— START —

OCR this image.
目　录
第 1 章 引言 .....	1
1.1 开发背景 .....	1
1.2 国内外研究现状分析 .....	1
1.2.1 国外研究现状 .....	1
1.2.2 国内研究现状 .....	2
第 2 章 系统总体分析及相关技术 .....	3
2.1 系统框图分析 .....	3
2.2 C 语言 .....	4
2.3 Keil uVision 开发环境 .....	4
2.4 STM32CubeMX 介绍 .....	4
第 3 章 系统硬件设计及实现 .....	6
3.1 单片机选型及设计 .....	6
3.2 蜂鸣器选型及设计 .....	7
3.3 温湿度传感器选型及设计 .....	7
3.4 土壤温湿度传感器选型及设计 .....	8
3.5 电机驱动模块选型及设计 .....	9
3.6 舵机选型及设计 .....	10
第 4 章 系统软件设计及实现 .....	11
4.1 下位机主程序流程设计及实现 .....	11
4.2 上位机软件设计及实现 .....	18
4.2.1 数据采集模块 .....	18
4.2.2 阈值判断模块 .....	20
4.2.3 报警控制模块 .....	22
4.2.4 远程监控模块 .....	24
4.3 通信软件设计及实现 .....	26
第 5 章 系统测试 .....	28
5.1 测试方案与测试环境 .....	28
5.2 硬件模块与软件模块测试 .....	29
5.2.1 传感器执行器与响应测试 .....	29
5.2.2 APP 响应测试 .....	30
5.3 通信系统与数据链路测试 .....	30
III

— END —

=== Task ===
Copy every line of the material, please, keeping it exactly the same.

=== The response ===
OCR this image.
目　录
第 1 章 引言 .....	1
1.1 开发背景 .....	1
1.2 国内外研究现状分析 .....	1
1.2.1 国外研究现状 .....	1
1.2.2 国内研究现状 .....	2
第 2 章 系统总体分析及相关技术 .....	3
2.1 系统框图分析 .....	3
2.2 C 语言 .....	4
2.3 Keil uVision 开发环境 .....	4
2.4 STM32CubeMX 介绍 .....	4
第 3 章 系统硬件设计及实现 .....	6
3.1 单片机选型及设计 .....	6
3.2 蜂鸣器选型及设计 .....	7
3.3 温湿度传感器选型及设计 .....	7
3.4 土壤温湿度传感器选型及设计 .....	8
3.5 电机驱动模块选型及设计 .....	9
3.6 舵机选型及设计 .....	10
第 4 章 系统软件设计及实现 .....	11
4.1 下位机主程序流程设计及实现 .....	11
4.2 上位机软件设计及实现 .....	18
4.2.1 数据采集模块 .....	18
4.2.2 阈值判断模块 .....	20
4.2.3 报警控制模块 .....	22
4.2.4 远程监控模块 .....	24
4.3 通信软件设计及实现 .....	26
第 5 章 系统测试 .....	28
5.1 测试方案与测试环境 .....	28
5.2 硬件模块与软件模块测试 .....	29
5.2.1 传感器执行器与响应测试 .....	29
5.2.2 APP 响应测试 .....	30
5.3 通信系统与数据链路测试 .....	30
III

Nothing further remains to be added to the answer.